**DIRECTIVE:** Rewrite the items from the start through the line containing "legend-label: Pending: [504, 235, 516, 239]", switching "menu-item" to "nav-item" and changing nothing else.

# # # #

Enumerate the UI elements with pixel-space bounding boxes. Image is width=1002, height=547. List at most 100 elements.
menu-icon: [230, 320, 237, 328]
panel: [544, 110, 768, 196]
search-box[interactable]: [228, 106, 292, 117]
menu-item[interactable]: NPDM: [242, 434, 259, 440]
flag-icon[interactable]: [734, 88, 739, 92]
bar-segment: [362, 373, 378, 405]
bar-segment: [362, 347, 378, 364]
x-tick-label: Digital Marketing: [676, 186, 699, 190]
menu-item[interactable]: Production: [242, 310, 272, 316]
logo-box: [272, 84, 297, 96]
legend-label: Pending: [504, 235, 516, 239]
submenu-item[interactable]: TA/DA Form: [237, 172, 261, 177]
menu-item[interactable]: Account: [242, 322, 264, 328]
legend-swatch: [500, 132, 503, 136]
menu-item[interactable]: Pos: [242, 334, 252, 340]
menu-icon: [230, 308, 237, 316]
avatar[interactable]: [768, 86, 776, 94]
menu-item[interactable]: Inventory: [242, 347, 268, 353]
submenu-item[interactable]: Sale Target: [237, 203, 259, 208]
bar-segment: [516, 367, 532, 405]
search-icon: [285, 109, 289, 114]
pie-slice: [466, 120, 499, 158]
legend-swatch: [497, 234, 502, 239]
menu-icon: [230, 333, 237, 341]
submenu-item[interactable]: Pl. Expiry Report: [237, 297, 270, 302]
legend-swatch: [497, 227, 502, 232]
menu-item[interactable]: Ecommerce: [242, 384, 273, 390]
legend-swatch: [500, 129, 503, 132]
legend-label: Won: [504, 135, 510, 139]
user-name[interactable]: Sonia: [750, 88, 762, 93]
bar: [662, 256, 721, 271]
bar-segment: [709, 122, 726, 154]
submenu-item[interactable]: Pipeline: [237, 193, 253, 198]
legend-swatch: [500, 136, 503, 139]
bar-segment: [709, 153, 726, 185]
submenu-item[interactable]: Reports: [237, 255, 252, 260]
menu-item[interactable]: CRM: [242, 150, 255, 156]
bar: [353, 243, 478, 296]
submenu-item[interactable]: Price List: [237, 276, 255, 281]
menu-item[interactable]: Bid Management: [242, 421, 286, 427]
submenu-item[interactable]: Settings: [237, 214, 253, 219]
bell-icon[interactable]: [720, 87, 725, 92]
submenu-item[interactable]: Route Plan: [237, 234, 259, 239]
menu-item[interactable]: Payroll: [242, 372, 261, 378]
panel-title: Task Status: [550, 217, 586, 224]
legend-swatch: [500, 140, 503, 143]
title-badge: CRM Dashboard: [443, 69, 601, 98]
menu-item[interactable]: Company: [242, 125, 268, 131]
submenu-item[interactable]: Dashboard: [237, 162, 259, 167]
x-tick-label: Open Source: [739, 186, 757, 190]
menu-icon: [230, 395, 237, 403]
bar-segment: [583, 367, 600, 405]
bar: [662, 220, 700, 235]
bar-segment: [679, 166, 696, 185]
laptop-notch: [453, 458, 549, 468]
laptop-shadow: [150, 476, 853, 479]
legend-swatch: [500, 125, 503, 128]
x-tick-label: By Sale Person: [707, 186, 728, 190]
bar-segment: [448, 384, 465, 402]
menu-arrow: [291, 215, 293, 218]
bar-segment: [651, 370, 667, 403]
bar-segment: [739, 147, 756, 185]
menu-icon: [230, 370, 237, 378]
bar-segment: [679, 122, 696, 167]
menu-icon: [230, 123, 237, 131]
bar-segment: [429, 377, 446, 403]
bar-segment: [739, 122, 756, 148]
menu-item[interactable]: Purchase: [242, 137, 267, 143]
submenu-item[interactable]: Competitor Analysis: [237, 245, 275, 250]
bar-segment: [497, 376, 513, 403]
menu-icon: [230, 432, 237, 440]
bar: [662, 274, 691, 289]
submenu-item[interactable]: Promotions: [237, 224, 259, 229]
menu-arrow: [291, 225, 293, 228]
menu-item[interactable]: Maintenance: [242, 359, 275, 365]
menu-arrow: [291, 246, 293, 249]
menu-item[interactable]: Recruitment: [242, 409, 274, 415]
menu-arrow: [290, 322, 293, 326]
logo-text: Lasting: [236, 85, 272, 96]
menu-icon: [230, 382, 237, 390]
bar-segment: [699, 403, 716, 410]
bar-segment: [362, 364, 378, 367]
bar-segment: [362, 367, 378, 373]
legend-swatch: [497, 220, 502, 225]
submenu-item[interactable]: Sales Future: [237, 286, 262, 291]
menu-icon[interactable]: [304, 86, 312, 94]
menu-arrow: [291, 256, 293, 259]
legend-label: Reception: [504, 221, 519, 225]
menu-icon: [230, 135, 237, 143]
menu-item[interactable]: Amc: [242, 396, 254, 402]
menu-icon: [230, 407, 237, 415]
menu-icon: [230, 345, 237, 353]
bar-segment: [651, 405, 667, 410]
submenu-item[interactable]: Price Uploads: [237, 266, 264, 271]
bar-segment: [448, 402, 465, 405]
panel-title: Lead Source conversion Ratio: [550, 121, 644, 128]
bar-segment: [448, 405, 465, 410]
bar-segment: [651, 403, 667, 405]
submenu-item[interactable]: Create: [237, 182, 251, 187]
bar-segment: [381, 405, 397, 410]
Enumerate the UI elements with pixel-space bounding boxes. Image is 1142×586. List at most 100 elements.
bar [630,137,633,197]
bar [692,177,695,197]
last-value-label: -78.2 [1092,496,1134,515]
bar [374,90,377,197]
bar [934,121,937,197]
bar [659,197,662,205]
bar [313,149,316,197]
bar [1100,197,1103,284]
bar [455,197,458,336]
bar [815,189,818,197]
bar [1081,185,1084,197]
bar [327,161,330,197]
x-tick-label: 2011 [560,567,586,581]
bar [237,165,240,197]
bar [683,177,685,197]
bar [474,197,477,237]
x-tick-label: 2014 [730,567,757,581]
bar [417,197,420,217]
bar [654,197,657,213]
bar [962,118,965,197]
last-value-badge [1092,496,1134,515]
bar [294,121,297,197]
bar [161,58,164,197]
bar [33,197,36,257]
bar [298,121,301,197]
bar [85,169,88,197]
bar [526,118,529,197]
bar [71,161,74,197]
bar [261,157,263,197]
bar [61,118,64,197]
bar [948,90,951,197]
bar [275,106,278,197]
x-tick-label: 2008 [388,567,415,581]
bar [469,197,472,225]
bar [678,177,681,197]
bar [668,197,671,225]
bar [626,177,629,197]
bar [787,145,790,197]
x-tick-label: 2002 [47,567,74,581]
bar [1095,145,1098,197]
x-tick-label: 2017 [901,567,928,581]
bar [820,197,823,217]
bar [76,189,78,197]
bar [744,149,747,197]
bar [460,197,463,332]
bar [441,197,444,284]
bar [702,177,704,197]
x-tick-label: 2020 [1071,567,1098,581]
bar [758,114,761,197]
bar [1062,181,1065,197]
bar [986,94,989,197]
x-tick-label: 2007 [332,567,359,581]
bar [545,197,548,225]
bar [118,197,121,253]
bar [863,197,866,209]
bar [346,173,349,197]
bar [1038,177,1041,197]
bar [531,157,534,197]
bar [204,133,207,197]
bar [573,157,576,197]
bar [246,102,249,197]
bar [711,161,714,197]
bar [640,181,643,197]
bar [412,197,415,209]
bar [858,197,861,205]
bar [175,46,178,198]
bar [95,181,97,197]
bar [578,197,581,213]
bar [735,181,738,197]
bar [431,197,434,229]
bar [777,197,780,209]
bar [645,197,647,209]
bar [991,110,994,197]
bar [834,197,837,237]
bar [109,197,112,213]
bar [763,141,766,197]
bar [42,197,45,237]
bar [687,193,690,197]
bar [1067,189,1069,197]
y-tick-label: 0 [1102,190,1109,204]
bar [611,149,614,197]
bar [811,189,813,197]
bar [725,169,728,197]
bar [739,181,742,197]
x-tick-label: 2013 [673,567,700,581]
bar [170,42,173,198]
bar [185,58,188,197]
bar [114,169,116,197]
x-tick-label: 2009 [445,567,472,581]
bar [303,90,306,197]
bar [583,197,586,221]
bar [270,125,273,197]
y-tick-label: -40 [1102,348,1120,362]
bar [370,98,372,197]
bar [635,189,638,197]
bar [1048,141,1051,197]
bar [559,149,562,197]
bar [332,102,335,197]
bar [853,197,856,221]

# # # #

**THE SOLUTION:**
Enumerate the UI elements with pixel-space bounding boxes. Image is width=1002, height=547. List at most 100 elements.
menu-icon: [230, 320, 237, 328]
panel: [544, 110, 768, 196]
search-box[interactable]: [228, 106, 292, 117]
nav-item[interactable]: NPDM: [242, 434, 259, 440]
flag-icon[interactable]: [734, 88, 739, 92]
bar-segment: [362, 373, 378, 405]
bar-segment: [362, 347, 378, 364]
x-tick-label: Digital Marketing: [676, 186, 699, 190]
nav-item[interactable]: Production: [242, 310, 272, 316]
logo-box: [272, 84, 297, 96]
legend-label: Pending: [504, 235, 516, 239]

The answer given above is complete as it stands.